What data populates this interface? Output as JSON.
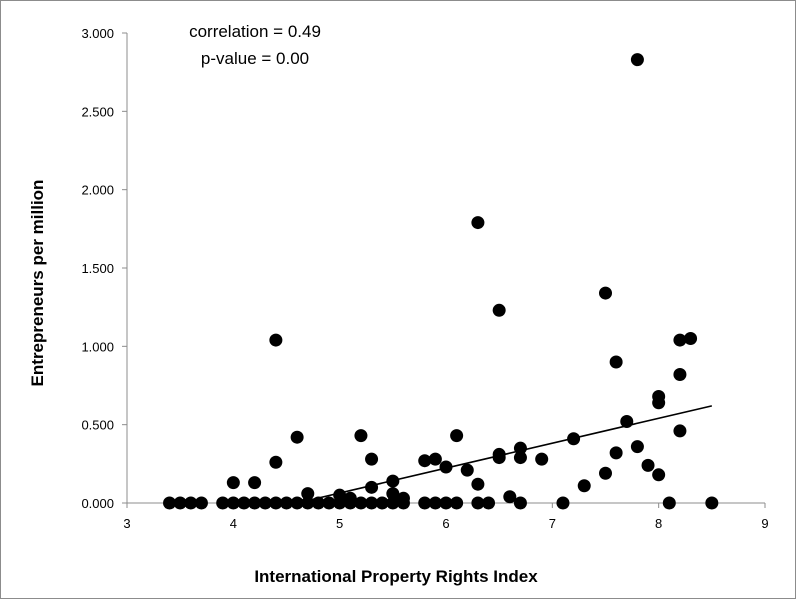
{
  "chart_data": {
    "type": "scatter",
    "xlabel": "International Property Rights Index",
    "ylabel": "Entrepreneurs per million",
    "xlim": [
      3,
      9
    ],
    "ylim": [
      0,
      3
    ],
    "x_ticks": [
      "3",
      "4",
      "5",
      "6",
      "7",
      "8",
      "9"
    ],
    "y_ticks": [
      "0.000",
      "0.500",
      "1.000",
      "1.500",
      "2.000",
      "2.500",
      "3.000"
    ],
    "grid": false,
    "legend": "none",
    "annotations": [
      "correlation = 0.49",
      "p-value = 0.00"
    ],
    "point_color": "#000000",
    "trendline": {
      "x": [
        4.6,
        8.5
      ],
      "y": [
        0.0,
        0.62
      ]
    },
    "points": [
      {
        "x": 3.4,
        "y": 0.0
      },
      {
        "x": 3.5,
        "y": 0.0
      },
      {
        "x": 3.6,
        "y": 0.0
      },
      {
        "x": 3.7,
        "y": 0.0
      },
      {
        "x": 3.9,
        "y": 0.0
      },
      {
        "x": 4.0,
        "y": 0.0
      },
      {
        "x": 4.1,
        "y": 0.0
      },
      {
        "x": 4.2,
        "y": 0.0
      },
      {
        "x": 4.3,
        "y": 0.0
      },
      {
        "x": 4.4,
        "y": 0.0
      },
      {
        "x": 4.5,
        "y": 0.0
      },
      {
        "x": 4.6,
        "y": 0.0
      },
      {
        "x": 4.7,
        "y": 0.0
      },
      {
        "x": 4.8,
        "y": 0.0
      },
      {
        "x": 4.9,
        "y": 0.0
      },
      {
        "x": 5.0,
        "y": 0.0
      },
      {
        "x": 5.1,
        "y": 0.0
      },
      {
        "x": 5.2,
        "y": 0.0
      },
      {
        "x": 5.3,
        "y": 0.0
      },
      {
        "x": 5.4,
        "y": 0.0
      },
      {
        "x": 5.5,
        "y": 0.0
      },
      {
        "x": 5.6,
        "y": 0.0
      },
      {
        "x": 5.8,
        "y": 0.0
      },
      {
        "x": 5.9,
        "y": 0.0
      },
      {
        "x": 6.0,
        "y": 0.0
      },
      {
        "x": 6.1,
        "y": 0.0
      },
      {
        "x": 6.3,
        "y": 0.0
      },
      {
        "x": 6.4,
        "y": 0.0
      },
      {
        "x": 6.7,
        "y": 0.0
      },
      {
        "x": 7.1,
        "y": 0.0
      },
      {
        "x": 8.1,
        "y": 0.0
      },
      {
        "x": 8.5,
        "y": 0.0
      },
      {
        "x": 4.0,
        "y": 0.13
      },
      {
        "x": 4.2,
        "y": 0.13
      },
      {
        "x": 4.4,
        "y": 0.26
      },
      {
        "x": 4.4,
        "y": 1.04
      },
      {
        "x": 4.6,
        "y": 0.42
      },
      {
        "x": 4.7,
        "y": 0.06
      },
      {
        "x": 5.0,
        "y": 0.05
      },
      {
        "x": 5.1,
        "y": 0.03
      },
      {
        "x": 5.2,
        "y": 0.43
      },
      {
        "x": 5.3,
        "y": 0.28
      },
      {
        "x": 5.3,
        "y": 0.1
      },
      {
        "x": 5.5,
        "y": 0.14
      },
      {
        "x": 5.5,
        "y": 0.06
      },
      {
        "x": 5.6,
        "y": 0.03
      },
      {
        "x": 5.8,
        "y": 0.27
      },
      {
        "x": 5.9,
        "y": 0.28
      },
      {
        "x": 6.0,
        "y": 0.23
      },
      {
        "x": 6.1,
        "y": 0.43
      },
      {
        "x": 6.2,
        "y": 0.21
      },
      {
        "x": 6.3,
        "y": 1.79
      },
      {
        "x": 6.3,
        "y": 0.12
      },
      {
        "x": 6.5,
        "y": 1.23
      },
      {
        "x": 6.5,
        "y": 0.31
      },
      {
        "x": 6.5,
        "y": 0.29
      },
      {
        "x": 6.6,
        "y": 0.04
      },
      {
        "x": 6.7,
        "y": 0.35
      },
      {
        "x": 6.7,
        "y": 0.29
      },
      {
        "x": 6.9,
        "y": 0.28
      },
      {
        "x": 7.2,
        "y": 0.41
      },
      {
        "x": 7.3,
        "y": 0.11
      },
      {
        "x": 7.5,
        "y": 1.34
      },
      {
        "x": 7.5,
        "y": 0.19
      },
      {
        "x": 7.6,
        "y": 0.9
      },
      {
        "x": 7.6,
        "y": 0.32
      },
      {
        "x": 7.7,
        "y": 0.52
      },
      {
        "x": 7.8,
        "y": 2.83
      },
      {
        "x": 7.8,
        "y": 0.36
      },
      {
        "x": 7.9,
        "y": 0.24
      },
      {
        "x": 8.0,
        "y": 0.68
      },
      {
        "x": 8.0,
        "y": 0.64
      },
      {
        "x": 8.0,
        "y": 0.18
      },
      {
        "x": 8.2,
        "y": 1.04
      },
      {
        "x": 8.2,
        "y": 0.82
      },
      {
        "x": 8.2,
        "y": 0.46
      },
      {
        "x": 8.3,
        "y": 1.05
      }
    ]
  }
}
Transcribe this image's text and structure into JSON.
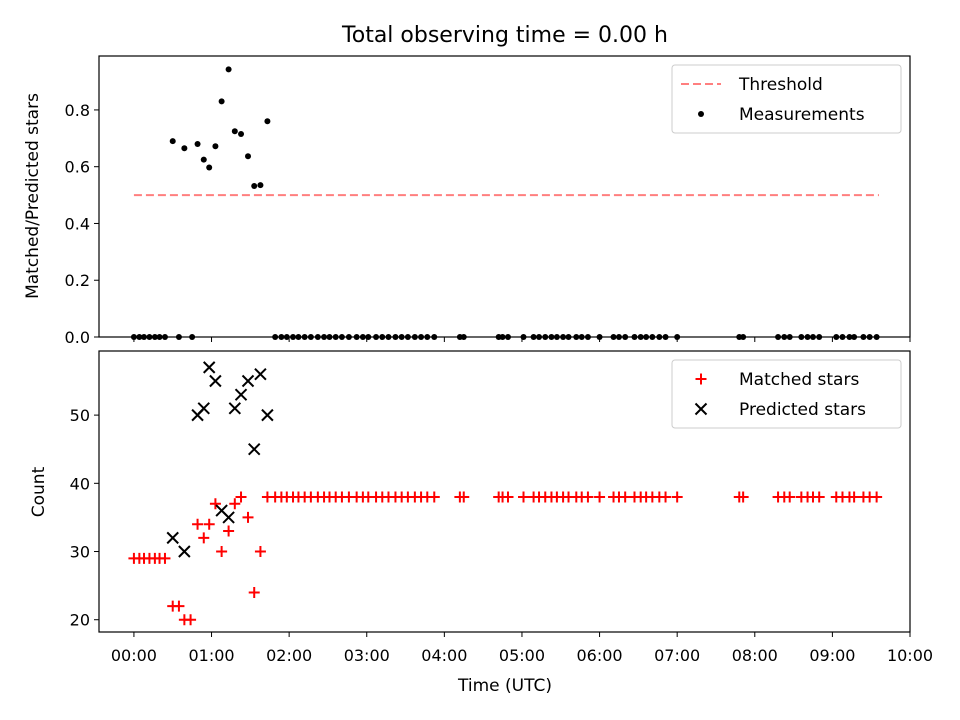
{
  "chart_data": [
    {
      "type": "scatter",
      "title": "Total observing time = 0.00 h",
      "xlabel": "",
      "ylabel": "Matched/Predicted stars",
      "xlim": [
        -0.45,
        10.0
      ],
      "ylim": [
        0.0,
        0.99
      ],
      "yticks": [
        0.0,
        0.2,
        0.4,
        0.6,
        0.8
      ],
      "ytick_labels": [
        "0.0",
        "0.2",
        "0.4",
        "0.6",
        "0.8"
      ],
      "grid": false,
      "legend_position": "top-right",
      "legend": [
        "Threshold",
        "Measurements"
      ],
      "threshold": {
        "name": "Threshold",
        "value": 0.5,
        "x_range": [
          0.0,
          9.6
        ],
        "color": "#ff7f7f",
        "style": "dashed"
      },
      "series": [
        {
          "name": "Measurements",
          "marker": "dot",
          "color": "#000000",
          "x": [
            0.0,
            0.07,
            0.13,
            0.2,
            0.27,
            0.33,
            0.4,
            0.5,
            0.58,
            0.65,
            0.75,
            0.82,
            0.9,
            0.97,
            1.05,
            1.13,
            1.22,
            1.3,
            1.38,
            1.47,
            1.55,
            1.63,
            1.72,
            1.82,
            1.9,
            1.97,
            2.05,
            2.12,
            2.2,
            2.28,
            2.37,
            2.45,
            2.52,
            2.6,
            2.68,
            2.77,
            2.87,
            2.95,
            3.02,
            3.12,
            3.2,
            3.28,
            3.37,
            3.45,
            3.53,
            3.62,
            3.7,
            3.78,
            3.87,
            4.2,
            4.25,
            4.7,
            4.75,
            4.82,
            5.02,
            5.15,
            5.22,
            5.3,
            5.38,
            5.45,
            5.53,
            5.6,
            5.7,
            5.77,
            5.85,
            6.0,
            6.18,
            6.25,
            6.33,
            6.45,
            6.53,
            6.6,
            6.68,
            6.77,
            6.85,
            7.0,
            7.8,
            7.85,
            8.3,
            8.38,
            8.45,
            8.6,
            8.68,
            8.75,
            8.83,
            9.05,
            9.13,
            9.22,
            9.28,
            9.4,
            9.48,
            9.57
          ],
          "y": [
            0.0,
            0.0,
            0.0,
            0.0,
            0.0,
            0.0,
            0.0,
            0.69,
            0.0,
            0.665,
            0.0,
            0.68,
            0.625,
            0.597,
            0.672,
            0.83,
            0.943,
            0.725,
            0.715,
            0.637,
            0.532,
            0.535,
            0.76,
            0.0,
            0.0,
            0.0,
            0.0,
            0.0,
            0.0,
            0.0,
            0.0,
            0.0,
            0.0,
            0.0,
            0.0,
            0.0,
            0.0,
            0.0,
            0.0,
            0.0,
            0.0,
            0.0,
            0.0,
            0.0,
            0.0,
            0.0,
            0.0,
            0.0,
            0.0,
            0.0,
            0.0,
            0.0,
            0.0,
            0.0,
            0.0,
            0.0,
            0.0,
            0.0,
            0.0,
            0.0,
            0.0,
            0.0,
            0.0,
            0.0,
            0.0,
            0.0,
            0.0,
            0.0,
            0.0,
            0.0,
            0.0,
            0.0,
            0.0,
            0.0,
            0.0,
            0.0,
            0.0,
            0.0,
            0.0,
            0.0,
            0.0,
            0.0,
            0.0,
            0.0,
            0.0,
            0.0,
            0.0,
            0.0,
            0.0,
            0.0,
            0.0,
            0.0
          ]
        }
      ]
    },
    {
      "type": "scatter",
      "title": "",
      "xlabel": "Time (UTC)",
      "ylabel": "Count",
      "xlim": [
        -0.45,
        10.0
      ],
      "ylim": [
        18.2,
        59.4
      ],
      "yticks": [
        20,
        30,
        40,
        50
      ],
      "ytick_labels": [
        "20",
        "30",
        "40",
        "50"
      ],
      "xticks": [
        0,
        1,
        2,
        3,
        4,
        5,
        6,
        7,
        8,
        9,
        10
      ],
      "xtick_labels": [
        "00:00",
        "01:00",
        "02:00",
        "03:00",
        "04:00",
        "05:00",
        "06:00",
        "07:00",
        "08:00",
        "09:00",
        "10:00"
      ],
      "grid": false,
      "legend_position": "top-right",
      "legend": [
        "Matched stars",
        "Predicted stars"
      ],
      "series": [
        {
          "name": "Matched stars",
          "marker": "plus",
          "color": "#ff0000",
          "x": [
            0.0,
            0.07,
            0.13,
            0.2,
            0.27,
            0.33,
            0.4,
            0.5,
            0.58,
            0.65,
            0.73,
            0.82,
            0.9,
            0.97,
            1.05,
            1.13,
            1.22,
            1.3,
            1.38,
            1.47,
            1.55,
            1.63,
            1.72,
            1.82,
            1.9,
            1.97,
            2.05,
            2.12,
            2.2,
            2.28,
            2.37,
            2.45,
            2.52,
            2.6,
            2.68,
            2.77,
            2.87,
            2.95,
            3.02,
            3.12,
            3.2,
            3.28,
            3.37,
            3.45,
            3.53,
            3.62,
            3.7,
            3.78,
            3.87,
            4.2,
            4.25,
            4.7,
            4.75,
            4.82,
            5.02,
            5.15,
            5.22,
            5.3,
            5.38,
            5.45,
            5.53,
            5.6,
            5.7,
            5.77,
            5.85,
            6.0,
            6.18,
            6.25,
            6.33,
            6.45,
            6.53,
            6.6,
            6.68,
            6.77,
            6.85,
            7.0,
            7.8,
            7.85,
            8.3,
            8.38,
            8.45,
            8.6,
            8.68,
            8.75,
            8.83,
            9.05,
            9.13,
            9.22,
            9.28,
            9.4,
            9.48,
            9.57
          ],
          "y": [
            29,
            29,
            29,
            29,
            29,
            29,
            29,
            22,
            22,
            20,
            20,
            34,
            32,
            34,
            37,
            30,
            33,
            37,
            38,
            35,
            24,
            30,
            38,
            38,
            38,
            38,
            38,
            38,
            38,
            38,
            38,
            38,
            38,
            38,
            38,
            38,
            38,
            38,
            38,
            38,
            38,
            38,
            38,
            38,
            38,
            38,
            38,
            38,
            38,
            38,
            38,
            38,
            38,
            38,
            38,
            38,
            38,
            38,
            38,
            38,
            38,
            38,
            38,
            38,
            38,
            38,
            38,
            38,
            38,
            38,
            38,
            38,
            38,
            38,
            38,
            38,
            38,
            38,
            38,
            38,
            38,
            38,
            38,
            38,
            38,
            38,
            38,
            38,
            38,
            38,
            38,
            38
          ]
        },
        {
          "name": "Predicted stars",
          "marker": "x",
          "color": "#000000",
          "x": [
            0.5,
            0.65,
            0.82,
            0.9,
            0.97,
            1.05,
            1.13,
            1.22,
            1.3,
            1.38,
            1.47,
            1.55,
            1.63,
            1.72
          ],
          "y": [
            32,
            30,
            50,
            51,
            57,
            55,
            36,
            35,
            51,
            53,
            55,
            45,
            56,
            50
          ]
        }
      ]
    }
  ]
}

☆ ☆ ☆ ☆ ☆

## Problem description
Respond with the number of lines containing "xlabel" and no additional words.

## Result
3